WHAT IS EXPECTED: Give the number of lines that include the word "rapidité", nothing more.

LISTED RECORDS:

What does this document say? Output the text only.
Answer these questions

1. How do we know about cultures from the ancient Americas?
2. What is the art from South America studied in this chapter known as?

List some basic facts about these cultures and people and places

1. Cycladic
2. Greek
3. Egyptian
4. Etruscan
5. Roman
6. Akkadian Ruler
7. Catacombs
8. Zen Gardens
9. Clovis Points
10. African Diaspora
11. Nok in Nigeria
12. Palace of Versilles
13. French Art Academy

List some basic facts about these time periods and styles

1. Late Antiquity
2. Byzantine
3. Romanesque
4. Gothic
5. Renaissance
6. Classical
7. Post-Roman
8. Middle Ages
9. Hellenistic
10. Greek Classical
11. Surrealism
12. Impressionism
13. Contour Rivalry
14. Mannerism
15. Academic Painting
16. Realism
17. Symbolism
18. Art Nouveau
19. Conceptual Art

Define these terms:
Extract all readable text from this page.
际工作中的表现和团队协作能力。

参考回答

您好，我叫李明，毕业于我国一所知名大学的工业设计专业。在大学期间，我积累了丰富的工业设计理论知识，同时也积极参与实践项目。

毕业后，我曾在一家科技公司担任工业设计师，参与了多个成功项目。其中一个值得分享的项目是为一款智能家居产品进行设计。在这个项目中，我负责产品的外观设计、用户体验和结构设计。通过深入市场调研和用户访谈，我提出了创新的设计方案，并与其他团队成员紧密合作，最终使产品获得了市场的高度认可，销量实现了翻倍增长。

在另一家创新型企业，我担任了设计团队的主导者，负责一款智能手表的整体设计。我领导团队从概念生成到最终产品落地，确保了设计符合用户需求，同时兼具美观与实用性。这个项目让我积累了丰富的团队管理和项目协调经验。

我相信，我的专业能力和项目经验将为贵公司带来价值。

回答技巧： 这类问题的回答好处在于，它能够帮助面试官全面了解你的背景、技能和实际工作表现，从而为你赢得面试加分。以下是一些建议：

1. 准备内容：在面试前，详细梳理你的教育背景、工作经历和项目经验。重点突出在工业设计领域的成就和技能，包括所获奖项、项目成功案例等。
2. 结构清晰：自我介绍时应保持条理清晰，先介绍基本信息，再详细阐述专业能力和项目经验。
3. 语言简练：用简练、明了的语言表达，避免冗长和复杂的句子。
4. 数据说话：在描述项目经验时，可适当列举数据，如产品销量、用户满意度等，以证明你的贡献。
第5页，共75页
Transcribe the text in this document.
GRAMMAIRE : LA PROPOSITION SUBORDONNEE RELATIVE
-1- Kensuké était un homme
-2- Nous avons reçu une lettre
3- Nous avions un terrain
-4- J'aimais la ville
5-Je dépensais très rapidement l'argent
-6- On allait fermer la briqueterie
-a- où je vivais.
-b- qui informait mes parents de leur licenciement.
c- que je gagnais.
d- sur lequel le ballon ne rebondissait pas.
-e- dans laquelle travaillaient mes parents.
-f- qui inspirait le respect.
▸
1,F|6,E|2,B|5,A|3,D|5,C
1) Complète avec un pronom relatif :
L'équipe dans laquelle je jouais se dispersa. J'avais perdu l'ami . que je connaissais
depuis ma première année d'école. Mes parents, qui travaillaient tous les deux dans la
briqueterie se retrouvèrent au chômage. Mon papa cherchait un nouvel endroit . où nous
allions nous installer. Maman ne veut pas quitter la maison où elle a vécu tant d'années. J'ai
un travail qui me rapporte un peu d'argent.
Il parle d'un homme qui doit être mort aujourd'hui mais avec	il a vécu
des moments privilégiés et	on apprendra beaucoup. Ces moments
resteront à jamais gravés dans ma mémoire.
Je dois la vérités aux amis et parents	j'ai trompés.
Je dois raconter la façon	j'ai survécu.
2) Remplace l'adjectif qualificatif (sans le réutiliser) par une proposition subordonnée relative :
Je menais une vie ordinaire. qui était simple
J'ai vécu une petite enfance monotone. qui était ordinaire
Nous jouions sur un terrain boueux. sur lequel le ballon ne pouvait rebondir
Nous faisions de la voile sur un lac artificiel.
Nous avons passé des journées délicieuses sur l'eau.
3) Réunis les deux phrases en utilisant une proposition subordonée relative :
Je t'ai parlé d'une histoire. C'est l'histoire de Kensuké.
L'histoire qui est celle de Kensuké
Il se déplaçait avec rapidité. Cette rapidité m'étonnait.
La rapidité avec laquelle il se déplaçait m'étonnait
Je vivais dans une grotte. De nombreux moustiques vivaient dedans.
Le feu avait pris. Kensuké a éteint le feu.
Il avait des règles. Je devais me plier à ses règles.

EXPECTED OUTPUT: 2